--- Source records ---
Start
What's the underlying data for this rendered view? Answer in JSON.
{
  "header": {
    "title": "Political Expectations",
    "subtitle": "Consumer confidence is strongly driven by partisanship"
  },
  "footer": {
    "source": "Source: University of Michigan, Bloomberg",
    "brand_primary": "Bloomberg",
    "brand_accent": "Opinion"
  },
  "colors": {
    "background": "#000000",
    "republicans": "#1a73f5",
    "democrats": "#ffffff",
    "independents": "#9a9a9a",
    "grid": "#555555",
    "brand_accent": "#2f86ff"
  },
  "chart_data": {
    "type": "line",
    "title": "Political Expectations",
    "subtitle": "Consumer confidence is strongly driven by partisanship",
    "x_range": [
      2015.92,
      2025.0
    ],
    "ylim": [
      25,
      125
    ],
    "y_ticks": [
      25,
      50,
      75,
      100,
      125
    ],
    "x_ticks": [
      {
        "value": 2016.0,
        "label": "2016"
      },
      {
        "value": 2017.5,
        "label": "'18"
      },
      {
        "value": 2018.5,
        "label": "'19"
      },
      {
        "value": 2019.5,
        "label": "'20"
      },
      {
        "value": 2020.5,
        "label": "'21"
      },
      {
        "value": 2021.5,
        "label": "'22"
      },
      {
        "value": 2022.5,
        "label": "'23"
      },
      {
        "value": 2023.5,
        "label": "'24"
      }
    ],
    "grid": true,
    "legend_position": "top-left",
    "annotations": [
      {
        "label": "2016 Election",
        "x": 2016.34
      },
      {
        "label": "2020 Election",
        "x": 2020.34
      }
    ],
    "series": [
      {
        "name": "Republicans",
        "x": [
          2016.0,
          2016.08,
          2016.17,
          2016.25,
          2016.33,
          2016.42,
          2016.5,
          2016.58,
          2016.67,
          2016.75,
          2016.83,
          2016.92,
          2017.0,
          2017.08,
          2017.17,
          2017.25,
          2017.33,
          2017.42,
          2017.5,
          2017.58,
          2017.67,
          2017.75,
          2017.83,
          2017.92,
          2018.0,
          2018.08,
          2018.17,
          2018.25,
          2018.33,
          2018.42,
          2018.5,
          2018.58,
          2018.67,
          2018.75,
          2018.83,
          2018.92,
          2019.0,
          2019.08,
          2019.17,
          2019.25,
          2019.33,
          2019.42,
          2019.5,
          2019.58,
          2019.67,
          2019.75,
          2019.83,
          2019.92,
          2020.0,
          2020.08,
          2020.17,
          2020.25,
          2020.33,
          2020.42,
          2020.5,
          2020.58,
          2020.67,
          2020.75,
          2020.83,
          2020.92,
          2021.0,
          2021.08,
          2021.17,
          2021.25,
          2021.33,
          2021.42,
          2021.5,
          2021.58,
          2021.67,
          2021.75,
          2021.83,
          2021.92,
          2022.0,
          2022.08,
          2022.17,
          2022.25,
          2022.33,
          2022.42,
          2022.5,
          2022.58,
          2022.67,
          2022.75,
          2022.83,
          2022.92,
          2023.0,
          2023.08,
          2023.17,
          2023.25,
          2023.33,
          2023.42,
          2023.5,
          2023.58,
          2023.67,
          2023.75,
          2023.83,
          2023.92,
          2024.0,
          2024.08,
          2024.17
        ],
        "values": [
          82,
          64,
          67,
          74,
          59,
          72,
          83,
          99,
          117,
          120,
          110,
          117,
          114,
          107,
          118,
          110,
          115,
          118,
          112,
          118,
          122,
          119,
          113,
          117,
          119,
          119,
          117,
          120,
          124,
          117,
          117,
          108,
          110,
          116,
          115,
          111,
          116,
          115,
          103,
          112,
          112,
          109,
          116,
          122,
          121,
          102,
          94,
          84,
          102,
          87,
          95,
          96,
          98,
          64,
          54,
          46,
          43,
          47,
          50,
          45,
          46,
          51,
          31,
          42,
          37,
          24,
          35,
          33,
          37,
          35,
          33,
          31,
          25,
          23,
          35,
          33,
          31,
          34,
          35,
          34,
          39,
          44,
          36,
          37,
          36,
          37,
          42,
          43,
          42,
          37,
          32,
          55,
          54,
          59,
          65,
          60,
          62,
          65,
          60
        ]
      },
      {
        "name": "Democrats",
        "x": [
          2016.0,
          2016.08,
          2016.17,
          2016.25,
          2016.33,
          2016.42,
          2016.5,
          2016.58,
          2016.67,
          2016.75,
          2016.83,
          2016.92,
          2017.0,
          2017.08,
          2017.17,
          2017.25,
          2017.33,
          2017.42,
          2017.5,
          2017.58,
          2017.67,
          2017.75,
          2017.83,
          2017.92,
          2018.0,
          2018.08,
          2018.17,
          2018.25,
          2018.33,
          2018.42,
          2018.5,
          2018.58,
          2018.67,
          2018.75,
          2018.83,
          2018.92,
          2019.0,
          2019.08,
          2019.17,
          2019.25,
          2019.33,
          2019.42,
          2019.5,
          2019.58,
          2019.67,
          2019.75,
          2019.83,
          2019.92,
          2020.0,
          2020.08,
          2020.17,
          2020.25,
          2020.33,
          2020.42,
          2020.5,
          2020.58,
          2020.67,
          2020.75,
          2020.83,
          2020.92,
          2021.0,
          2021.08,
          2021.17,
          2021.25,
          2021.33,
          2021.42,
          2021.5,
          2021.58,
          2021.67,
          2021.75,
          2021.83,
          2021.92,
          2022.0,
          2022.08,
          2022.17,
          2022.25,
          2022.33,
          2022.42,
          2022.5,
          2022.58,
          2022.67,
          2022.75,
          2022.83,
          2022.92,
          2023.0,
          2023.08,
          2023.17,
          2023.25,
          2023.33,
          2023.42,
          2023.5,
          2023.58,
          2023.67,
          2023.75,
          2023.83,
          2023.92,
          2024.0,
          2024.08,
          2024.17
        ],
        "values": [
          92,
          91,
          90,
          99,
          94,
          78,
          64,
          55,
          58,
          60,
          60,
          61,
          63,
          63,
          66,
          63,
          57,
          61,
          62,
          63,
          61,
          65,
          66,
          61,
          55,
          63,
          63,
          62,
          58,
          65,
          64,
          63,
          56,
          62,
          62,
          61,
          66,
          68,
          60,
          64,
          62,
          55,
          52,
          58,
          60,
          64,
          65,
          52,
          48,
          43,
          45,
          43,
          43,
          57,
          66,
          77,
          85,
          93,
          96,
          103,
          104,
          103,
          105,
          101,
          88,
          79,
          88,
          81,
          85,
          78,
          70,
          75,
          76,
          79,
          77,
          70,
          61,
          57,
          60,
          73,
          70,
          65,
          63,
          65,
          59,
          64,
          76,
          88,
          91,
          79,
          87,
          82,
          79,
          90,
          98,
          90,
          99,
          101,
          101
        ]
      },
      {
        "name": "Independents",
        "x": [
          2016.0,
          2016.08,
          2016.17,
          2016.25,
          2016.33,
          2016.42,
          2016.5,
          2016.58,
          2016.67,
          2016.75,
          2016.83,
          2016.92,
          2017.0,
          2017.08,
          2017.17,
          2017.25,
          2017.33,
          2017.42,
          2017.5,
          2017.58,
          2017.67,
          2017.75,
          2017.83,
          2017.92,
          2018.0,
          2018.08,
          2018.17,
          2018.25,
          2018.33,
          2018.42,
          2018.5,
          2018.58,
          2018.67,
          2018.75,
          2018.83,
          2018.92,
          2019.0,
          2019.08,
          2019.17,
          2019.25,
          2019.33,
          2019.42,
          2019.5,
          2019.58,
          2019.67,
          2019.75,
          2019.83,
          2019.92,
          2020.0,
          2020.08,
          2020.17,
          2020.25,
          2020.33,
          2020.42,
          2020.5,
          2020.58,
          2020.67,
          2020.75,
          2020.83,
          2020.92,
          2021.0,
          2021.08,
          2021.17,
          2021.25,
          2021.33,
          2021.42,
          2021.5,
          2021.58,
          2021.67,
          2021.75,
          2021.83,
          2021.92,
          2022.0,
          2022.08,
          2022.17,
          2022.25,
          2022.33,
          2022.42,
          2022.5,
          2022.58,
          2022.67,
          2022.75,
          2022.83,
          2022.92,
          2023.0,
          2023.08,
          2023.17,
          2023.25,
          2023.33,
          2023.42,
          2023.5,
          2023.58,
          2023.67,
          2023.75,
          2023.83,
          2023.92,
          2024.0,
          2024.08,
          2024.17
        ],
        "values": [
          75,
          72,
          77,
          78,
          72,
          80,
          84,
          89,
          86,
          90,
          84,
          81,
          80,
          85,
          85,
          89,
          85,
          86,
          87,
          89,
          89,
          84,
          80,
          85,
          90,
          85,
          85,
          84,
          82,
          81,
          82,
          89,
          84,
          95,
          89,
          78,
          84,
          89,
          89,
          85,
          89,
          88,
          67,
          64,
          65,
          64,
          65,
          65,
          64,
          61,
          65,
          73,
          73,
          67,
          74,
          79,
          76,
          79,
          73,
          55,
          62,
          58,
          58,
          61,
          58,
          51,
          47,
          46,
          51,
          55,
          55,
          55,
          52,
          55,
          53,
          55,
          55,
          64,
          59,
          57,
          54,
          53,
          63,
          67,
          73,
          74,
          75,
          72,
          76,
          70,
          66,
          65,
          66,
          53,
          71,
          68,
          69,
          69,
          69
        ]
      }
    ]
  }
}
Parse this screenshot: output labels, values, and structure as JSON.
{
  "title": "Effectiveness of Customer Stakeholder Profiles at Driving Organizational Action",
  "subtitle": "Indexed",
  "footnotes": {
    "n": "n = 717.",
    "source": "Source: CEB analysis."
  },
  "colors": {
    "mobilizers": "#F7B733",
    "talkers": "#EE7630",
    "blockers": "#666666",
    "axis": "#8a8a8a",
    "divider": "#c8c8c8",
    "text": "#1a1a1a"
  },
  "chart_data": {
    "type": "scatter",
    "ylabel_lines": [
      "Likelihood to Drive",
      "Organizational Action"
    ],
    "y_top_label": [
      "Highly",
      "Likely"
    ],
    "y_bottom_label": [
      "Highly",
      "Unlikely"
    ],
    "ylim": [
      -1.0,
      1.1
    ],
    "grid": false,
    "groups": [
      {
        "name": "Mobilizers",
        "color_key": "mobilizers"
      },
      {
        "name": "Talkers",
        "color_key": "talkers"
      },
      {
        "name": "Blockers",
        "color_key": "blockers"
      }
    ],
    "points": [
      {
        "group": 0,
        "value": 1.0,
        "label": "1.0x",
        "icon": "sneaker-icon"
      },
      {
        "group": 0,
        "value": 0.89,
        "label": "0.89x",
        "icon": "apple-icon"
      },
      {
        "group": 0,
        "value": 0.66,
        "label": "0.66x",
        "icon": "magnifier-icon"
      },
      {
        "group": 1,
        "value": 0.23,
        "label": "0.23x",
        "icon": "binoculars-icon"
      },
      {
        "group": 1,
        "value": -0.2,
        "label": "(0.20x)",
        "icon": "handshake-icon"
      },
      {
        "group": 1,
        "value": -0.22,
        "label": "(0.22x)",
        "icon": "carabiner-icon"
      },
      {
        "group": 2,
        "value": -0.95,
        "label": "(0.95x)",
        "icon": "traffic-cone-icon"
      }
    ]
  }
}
End
--- WORK TO DO ---
Give only the number of lines in the data that hold the string "Consumer".

--- ANSWER BELOW ---
2